→ What needs to be done: Write out all of the entries that follow, word for word, but skip the pictures.

→ Dataset extract:
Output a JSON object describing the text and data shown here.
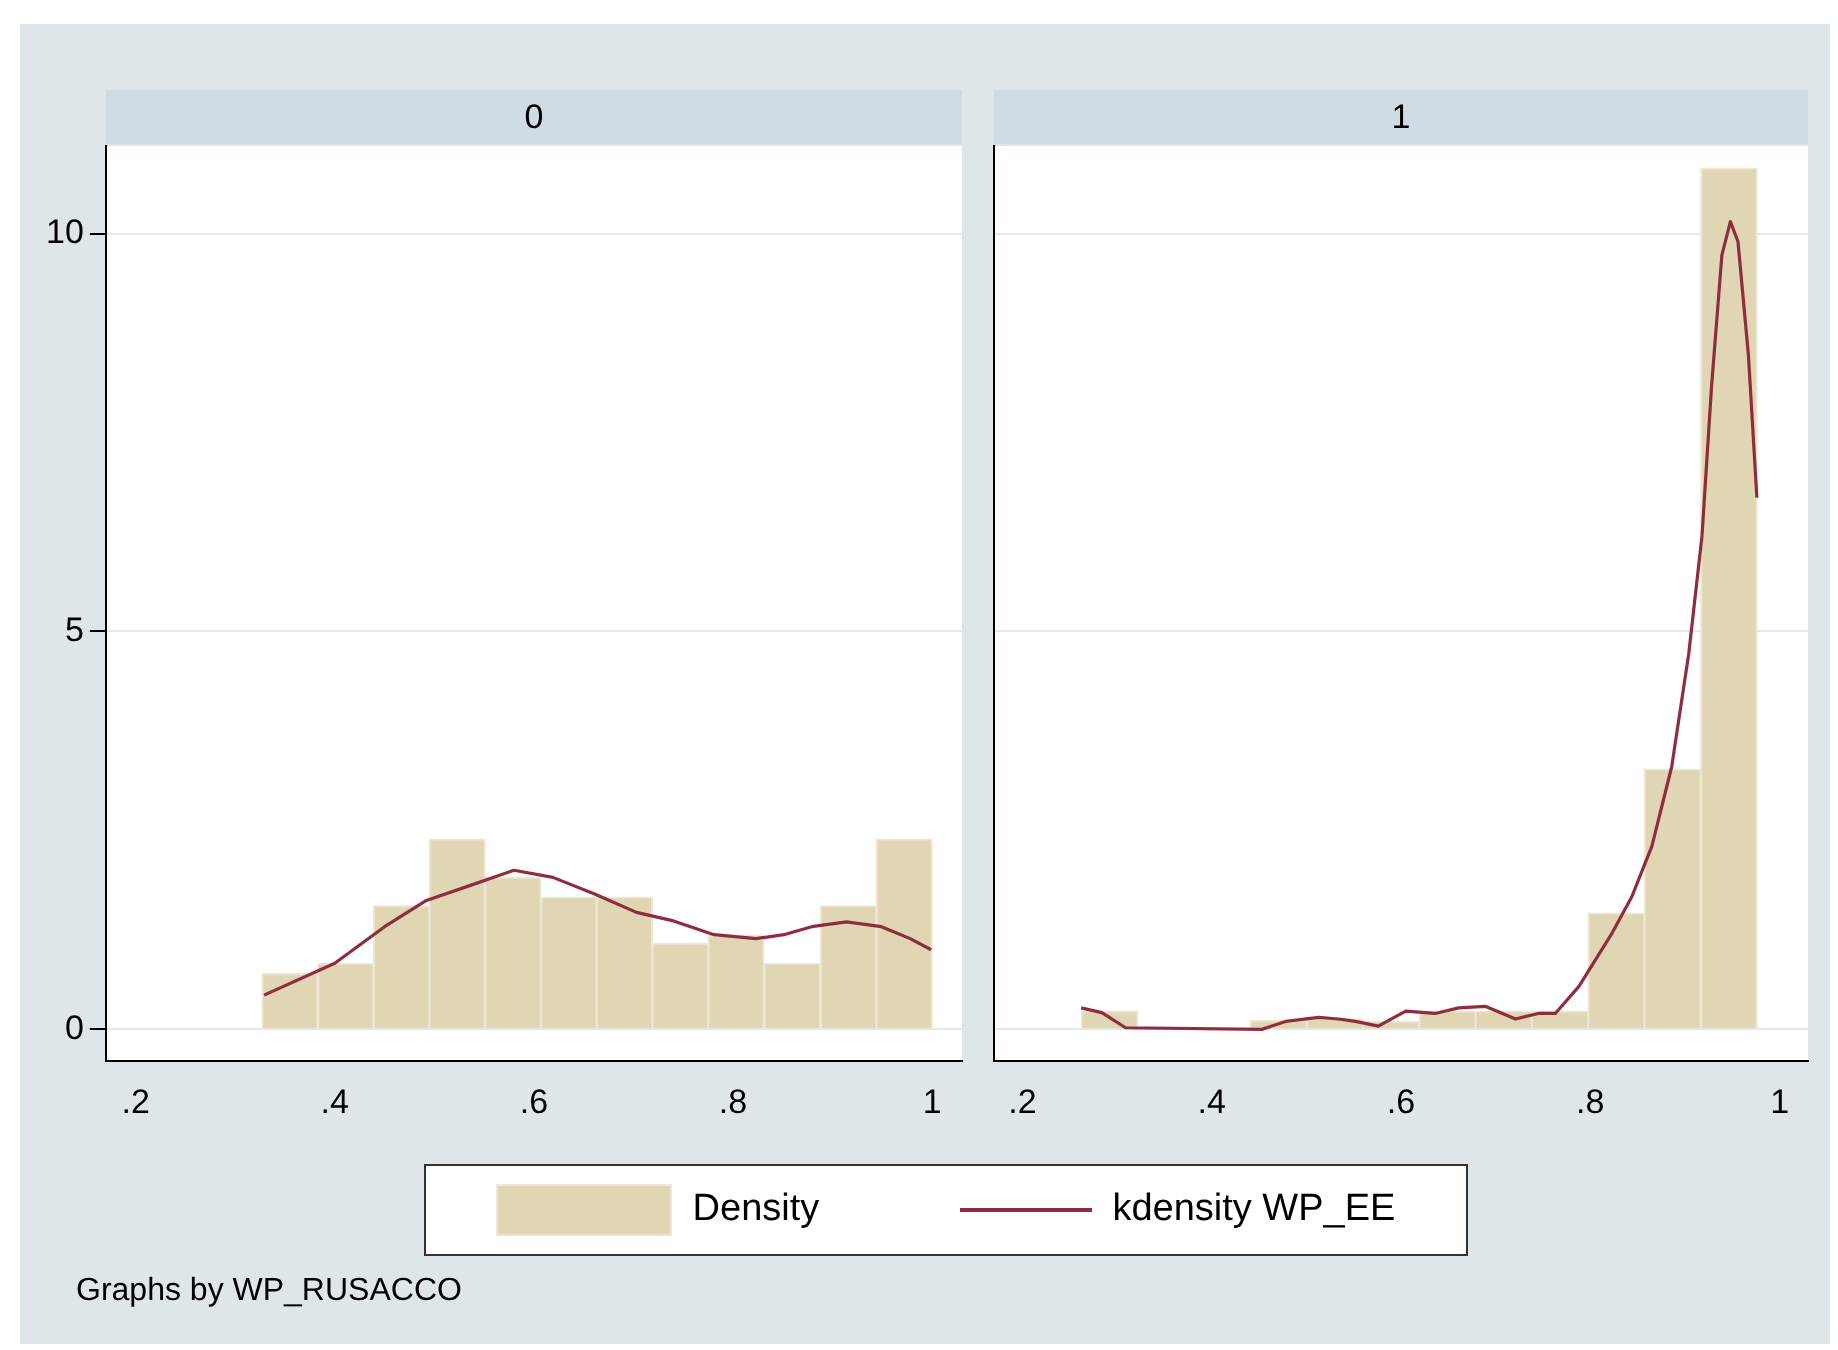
{
  "chart_data": [
    {
      "type": "histogram",
      "title": "0",
      "xlim": [
        0.17,
        1.03
      ],
      "xticks": [
        {
          "value": 0.2,
          "label": ".2"
        },
        {
          "value": 0.4,
          "label": ".4"
        },
        {
          "value": 0.6,
          "label": ".6"
        },
        {
          "value": 0.8,
          "label": ".8"
        },
        1
      ],
      "ylim": [
        -0.4,
        11.1
      ],
      "yticks": [
        0,
        5,
        10
      ],
      "grid": "y",
      "legend": "bottom",
      "annotations": [
        "Graphs by WP_RUSACCO"
      ],
      "series": [
        {
          "name": "Density",
          "color": "#e0d6b4",
          "bins": [
            0.327,
            0.383,
            0.439,
            0.495,
            0.551,
            0.607,
            0.663,
            0.719,
            0.775,
            0.831,
            0.888,
            0.944,
            1.0
          ],
          "values": [
            0.7,
            0.83,
            1.55,
            2.39,
            1.91,
            1.66,
            1.66,
            1.08,
            1.18,
            0.83,
            1.55,
            2.39
          ]
        },
        {
          "name": "kdensity WP_EE",
          "type": "line",
          "color": "#8f2d3c",
          "x": [
            0.329,
            0.4,
            0.45,
            0.492,
            0.534,
            0.58,
            0.619,
            0.661,
            0.703,
            0.738,
            0.781,
            0.823,
            0.851,
            0.879,
            0.914,
            0.949,
            0.978,
            0.999
          ],
          "values": [
            0.43,
            0.83,
            1.29,
            1.62,
            1.8,
            2.0,
            1.91,
            1.7,
            1.47,
            1.37,
            1.19,
            1.14,
            1.19,
            1.29,
            1.35,
            1.29,
            1.14,
            1.0
          ]
        }
      ]
    },
    {
      "type": "histogram",
      "title": "1",
      "xlim": [
        0.17,
        1.03
      ],
      "xticks": [
        {
          "value": 0.2,
          "label": ".2"
        },
        {
          "value": 0.4,
          "label": ".4"
        },
        {
          "value": 0.6,
          "label": ".6"
        },
        {
          "value": 0.8,
          "label": ".8"
        },
        1
      ],
      "ylim": [
        -0.4,
        11.1
      ],
      "yticks": [
        0,
        5,
        10
      ],
      "grid": "y",
      "tick_labels": "x",
      "series": [
        {
          "color": "#e0d6b4",
          "bins": [
            0.262,
            0.322,
            0.381,
            0.441,
            0.5,
            0.56,
            0.619,
            0.679,
            0.738,
            0.798,
            0.857,
            0.917,
            0.976
          ],
          "values": [
            0.23,
            0,
            0,
            0.11,
            0.13,
            0.1,
            0.23,
            0.23,
            0.23,
            1.46,
            3.27,
            10.82
          ]
        },
        {
          "type": "line",
          "color": "#8f2d3c",
          "x": [
            0.262,
            0.284,
            0.309,
            0.453,
            0.478,
            0.513,
            0.534,
            0.552,
            0.576,
            0.605,
            0.636,
            0.661,
            0.689,
            0.721,
            0.745,
            0.763,
            0.788,
            0.823,
            0.844,
            0.865,
            0.886,
            0.904,
            0.918,
            0.928,
            0.939,
            0.948,
            0.956,
            0.967,
            0.976
          ],
          "values": [
            0.27,
            0.21,
            0.02,
            0,
            0.1,
            0.15,
            0.13,
            0.1,
            0.04,
            0.23,
            0.2,
            0.27,
            0.29,
            0.13,
            0.2,
            0.2,
            0.54,
            1.21,
            1.67,
            2.3,
            3.3,
            4.72,
            6.2,
            8.06,
            9.73,
            10.15,
            9.9,
            8.48,
            6.68
          ]
        }
      ]
    }
  ]
}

→ Response to the exercise:
Output a JSON object describing the text and data shown here.
{
  "chart_data": [
    {
      "type": "histogram",
      "title": "0",
      "xlim": [
        0.17,
        1.03
      ],
      "xticks": [
        {
          "value": 0.2,
          "label": ".2"
        },
        {
          "value": 0.4,
          "label": ".4"
        },
        {
          "value": 0.6,
          "label": ".6"
        },
        {
          "value": 0.8,
          "label": ".8"
        },
        1
      ],
      "ylim": [
        -0.4,
        11.1
      ],
      "yticks": [
        0,
        5,
        10
      ],
      "grid": "y",
      "legend": "bottom",
      "annotations": [
        "Graphs by WP_RUSACCO"
      ],
      "series": [
        {
          "name": "Density",
          "color": "#e0d6b4",
          "bins": [
            0.327,
            0.383,
            0.439,
            0.495,
            0.551,
            0.607,
            0.663,
            0.719,
            0.775,
            0.831,
            0.888,
            0.944,
            1.0
          ],
          "values": [
            0.7,
            0.83,
            1.55,
            2.39,
            1.91,
            1.66,
            1.66,
            1.08,
            1.18,
            0.83,
            1.55,
            2.39
          ]
        },
        {
          "name": "kdensity WP_EE",
          "type": "line",
          "color": "#8f2d3c",
          "x": [
            0.329,
            0.4,
            0.45,
            0.492,
            0.534,
            0.58,
            0.619,
            0.661,
            0.703,
            0.738,
            0.781,
            0.823,
            0.851,
            0.879,
            0.914,
            0.949,
            0.978,
            0.999
          ],
          "values": [
            0.43,
            0.83,
            1.29,
            1.62,
            1.8,
            2.0,
            1.91,
            1.7,
            1.47,
            1.37,
            1.19,
            1.14,
            1.19,
            1.29,
            1.35,
            1.29,
            1.14,
            1.0
          ]
        }
      ]
    },
    {
      "type": "histogram",
      "title": "1",
      "xlim": [
        0.17,
        1.03
      ],
      "xticks": [
        {
          "value": 0.2,
          "label": ".2"
        },
        {
          "value": 0.4,
          "label": ".4"
        },
        {
          "value": 0.6,
          "label": ".6"
        },
        {
          "value": 0.8,
          "label": ".8"
        },
        1
      ],
      "ylim": [
        -0.4,
        11.1
      ],
      "yticks": [
        0,
        5,
        10
      ],
      "grid": "y",
      "tick_labels": "x",
      "series": [
        {
          "color": "#e0d6b4",
          "bins": [
            0.262,
            0.322,
            0.381,
            0.441,
            0.5,
            0.56,
            0.619,
            0.679,
            0.738,
            0.798,
            0.857,
            0.917,
            0.976
          ],
          "values": [
            0.23,
            0,
            0,
            0.11,
            0.13,
            0.1,
            0.23,
            0.23,
            0.23,
            1.46,
            3.27,
            10.82
          ]
        },
        {
          "type": "line",
          "color": "#8f2d3c",
          "x": [
            0.262,
            0.284,
            0.309,
            0.453,
            0.478,
            0.513,
            0.534,
            0.552,
            0.576,
            0.605,
            0.636,
            0.661,
            0.689,
            0.721,
            0.745,
            0.763,
            0.788,
            0.823,
            0.844,
            0.865,
            0.886,
            0.904,
            0.918,
            0.928,
            0.939,
            0.948,
            0.956,
            0.967,
            0.976
          ],
          "values": [
            0.27,
            0.21,
            0.02,
            0,
            0.1,
            0.15,
            0.13,
            0.1,
            0.04,
            0.23,
            0.2,
            0.27,
            0.29,
            0.13,
            0.2,
            0.2,
            0.54,
            1.21,
            1.67,
            2.3,
            3.3,
            4.72,
            6.2,
            8.06,
            9.73,
            10.15,
            9.9,
            8.48,
            6.68
          ]
        }
      ]
    }
  ]
}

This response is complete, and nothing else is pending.